*PROBLEM*. Leaving out every picture, quote the data below exactly as it appears.

*LISTED ENTRIES*.
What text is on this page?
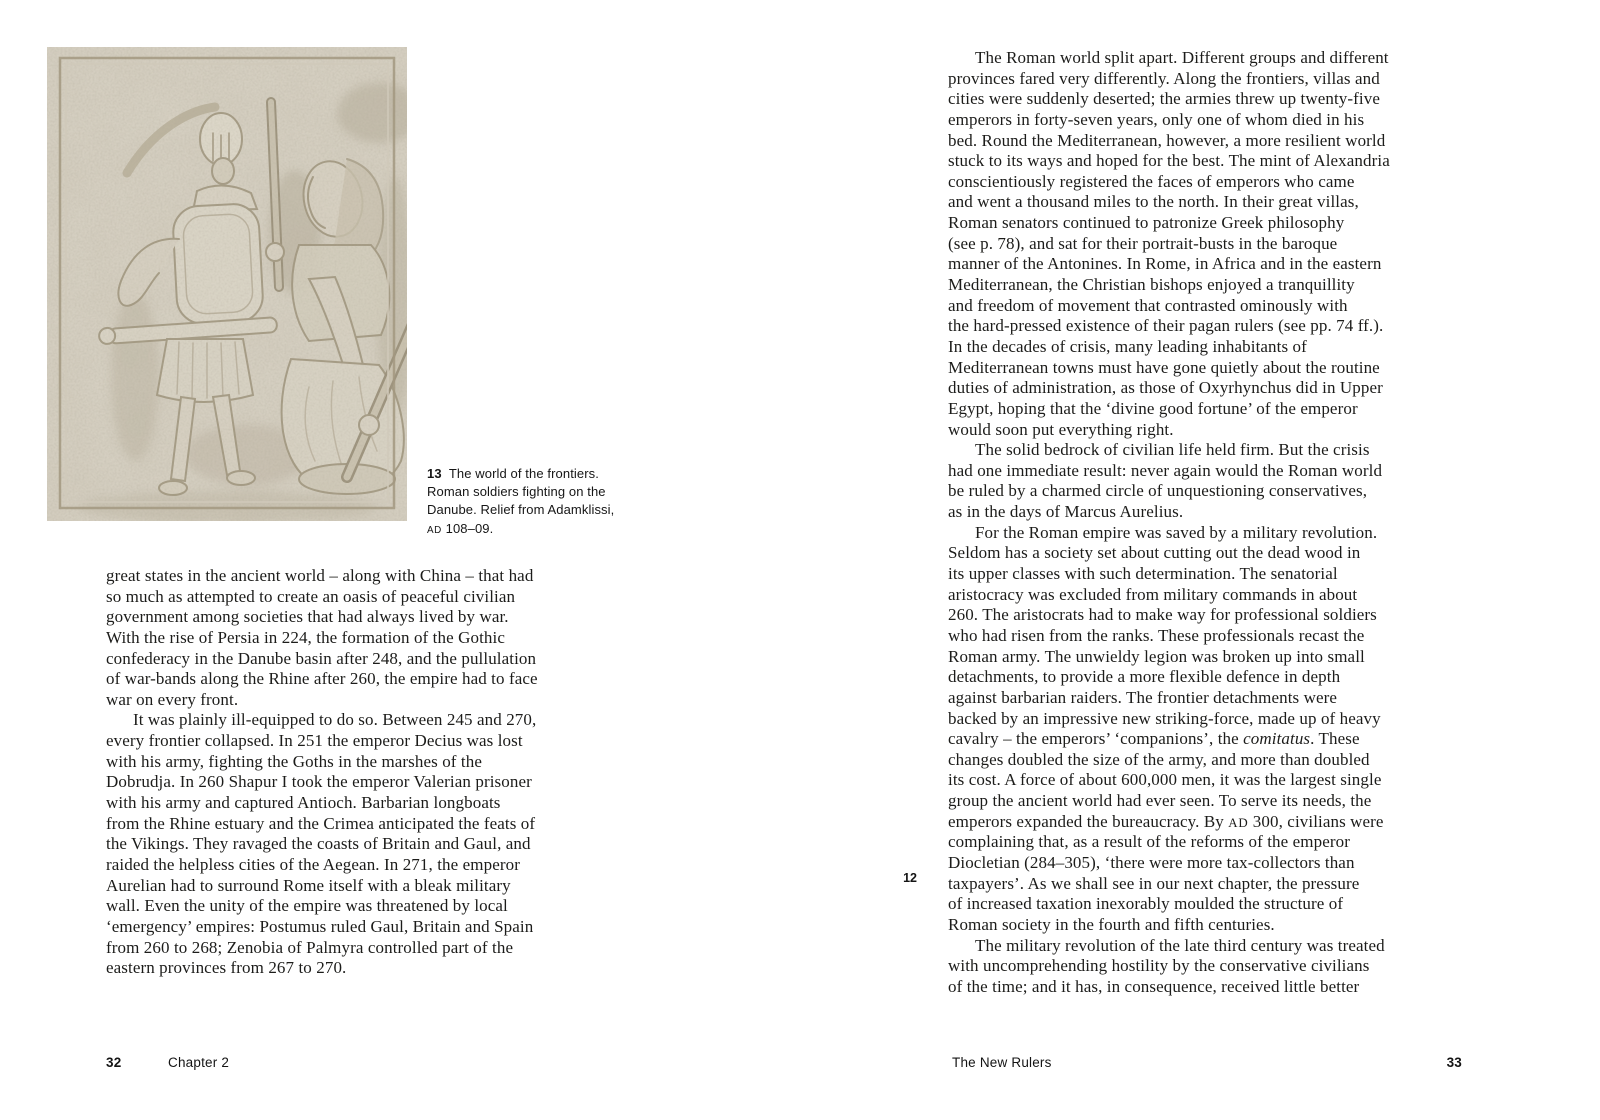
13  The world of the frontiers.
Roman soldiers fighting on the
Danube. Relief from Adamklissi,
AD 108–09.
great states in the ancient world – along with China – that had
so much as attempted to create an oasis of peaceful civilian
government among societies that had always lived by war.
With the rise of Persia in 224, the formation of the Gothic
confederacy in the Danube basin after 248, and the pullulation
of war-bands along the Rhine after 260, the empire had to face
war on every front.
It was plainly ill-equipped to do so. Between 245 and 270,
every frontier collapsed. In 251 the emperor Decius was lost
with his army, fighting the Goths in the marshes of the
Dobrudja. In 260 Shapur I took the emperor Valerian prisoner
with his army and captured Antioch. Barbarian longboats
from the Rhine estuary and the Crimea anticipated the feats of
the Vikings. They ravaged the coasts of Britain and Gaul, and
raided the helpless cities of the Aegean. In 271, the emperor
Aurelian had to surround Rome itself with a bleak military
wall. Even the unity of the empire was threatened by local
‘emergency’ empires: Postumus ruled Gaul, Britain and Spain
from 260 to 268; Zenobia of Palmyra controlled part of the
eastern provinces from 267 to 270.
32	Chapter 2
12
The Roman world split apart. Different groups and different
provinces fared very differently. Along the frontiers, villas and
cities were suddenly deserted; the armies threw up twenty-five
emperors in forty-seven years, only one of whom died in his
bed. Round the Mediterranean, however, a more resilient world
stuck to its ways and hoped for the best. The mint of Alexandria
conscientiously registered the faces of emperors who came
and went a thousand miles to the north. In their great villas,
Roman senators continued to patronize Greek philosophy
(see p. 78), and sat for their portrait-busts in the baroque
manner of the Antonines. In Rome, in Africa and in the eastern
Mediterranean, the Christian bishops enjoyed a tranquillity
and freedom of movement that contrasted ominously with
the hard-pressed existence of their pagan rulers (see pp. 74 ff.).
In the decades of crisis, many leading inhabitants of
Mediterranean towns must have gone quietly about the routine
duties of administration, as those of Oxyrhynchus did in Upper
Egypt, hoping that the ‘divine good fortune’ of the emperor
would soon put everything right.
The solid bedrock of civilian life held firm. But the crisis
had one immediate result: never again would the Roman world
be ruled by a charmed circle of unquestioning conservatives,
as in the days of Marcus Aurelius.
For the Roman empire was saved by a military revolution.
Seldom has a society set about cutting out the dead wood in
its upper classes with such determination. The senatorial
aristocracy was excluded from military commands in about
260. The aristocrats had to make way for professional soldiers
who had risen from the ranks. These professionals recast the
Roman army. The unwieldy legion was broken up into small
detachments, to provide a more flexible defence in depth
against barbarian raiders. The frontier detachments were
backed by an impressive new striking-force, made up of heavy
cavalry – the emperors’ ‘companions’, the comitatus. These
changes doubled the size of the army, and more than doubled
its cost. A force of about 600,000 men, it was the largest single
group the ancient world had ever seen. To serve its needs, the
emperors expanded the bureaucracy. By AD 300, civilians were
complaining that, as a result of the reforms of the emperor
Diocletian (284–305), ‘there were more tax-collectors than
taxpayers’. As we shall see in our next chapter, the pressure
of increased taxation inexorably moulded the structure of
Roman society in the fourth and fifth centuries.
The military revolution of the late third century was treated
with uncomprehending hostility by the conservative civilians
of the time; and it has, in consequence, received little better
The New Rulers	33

*EXERCISE RESPONSE*.
What text is on this page?
13  The world of the frontiers.
Roman soldiers fighting on the
Danube. Relief from Adamklissi,
AD 108–09.
great states in the ancient world – along with China – that had
so much as attempted to create an oasis of peaceful civilian
government among societies that had always lived by war.
With the rise of Persia in 224, the formation of the Gothic
confederacy in the Danube basin after 248, and the pullulation
of war-bands along the Rhine after 260, the empire had to face
war on every front.
It was plainly ill-equipped to do so. Between 245 and 270,
every frontier collapsed. In 251 the emperor Decius was lost
with his army, fighting the Goths in the marshes of the
Dobrudja. In 260 Shapur I took the emperor Valerian prisoner
with his army and captured Antioch. Barbarian longboats
from the Rhine estuary and the Crimea anticipated the feats of
the Vikings. They ravaged the coasts of Britain and Gaul, and
raided the helpless cities of the Aegean. In 271, the emperor
Aurelian had to surround Rome itself with a bleak military
wall. Even the unity of the empire was threatened by local
‘emergency’ empires: Postumus ruled Gaul, Britain and Spain
from 260 to 268; Zenobia of Palmyra controlled part of the
eastern provinces from 267 to 270.
32	Chapter 2
12
The Roman world split apart. Different groups and different
provinces fared very differently. Along the frontiers, villas and
cities were suddenly deserted; the armies threw up twenty-five
emperors in forty-seven years, only one of whom died in his
bed. Round the Mediterranean, however, a more resilient world
stuck to its ways and hoped for the best. The mint of Alexandria
conscientiously registered the faces of emperors who came
and went a thousand miles to the north. In their great villas,
Roman senators continued to patronize Greek philosophy
(see p. 78), and sat for their portrait-busts in the baroque
manner of the Antonines. In Rome, in Africa and in the eastern
Mediterranean, the Christian bishops enjoyed a tranquillity
and freedom of movement that contrasted ominously with
the hard-pressed existence of their pagan rulers (see pp. 74 ff.).
In the decades of crisis, many leading inhabitants of
Mediterranean towns must have gone quietly about the routine
duties of administration, as those of Oxyrhynchus did in Upper
Egypt, hoping that the ‘divine good fortune’ of the emperor
would soon put everything right.
The solid bedrock of civilian life held firm. But the crisis
had one immediate result: never again would the Roman world
be ruled by a charmed circle of unquestioning conservatives,
as in the days of Marcus Aurelius.
For the Roman empire was saved by a military revolution.
Seldom has a society set about cutting out the dead wood in
its upper classes with such determination. The senatorial
aristocracy was excluded from military commands in about
260. The aristocrats had to make way for professional soldiers
who had risen from the ranks. These professionals recast the
Roman army. The unwieldy legion was broken up into small
detachments, to provide a more flexible defence in depth
against barbarian raiders. The frontier detachments were
backed by an impressive new striking-force, made up of heavy
cavalry – the emperors’ ‘companions’, the comitatus. These
changes doubled the size of the army, and more than doubled
its cost. A force of about 600,000 men, it was the largest single
group the ancient world had ever seen. To serve its needs, the
emperors expanded the bureaucracy. By AD 300, civilians were
complaining that, as a result of the reforms of the emperor
Diocletian (284–305), ‘there were more tax-collectors than
taxpayers’. As we shall see in our next chapter, the pressure
of increased taxation inexorably moulded the structure of
Roman society in the fourth and fifth centuries.
The military revolution of the late third century was treated
with uncomprehending hostility by the conservative civilians
of the time; and it has, in consequence, received little better
The New Rulers	33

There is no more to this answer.